What you are asked to do: Find the lines containing the word "this" and copy every one of them.

#### Supplied records ####

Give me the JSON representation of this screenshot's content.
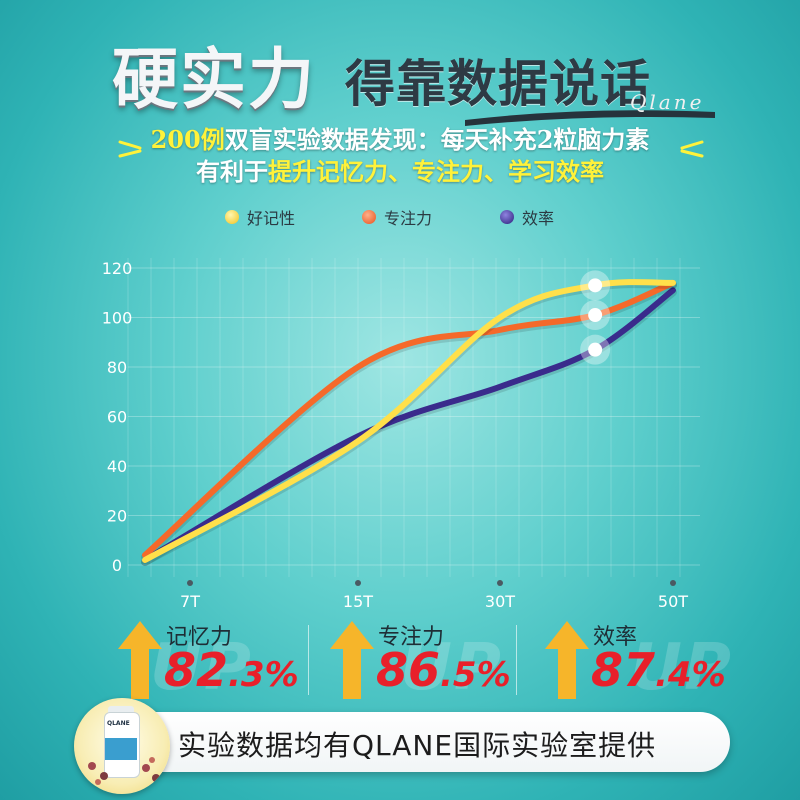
{
  "header": {
    "title_big": "硬实力",
    "title_small": "得靠数据说话",
    "brand": "Qlane"
  },
  "subtitle": {
    "line1_highlight": "200例",
    "line1_rest": "双盲实验数据发现：每天补充2粒脑力素",
    "line2_prefix": "有利于",
    "line2_highlight": "提升记忆力、专注力、学习效率"
  },
  "colors": {
    "memory": "#ffe04a",
    "focus": "#f5692a",
    "efficiency": "#3a2b8c",
    "up_arrow": "#f6b52a",
    "value_red": "#e8202a"
  },
  "chart_data": {
    "type": "line",
    "categories": [
      "7T",
      "15T",
      "30T",
      "50T"
    ],
    "ylim": [
      0,
      120
    ],
    "yticks": [
      0,
      20,
      40,
      60,
      80,
      100,
      120
    ],
    "series": [
      {
        "name": "好记性",
        "color": "#ffe04a",
        "points": [
          [
            0,
            2
          ],
          [
            1,
            50
          ],
          [
            2,
            100
          ],
          [
            2.55,
            113
          ],
          [
            3,
            114
          ]
        ]
      },
      {
        "name": "专注力",
        "color": "#f5692a",
        "points": [
          [
            0,
            4
          ],
          [
            1,
            80
          ],
          [
            2,
            95
          ],
          [
            2.55,
            101
          ],
          [
            3,
            114
          ]
        ]
      },
      {
        "name": "效率",
        "color": "#3a2b8c",
        "points": [
          [
            0,
            2
          ],
          [
            1,
            52
          ],
          [
            2,
            72
          ],
          [
            2.55,
            87
          ],
          [
            3,
            111
          ]
        ]
      }
    ]
  },
  "stats": [
    {
      "label": "记忆力",
      "value_int": "82",
      "value_dec": ".3%"
    },
    {
      "label": "专注力",
      "value_int": "86",
      "value_dec": ".5%"
    },
    {
      "label": "效率",
      "value_int": "87",
      "value_dec": ".4%"
    }
  ],
  "watermark": "UP",
  "footer": {
    "text": "实验数据均有QLANE国际实验室提供"
  },
  "product": {
    "brand": "QLANE"
  }
}
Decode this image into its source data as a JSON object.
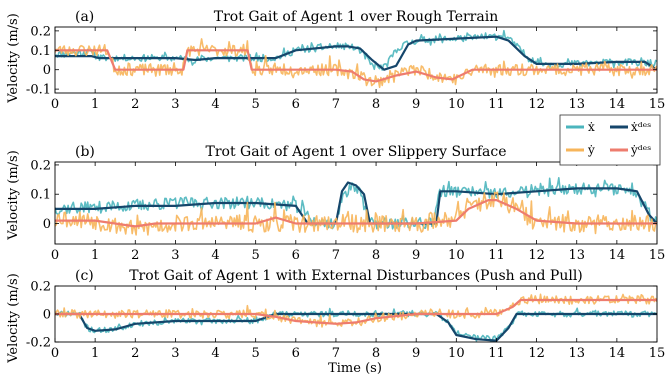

####

Written answer:
Give me the JSON representation of this screenshot's content.
Decode this image into its source data as a JSON object.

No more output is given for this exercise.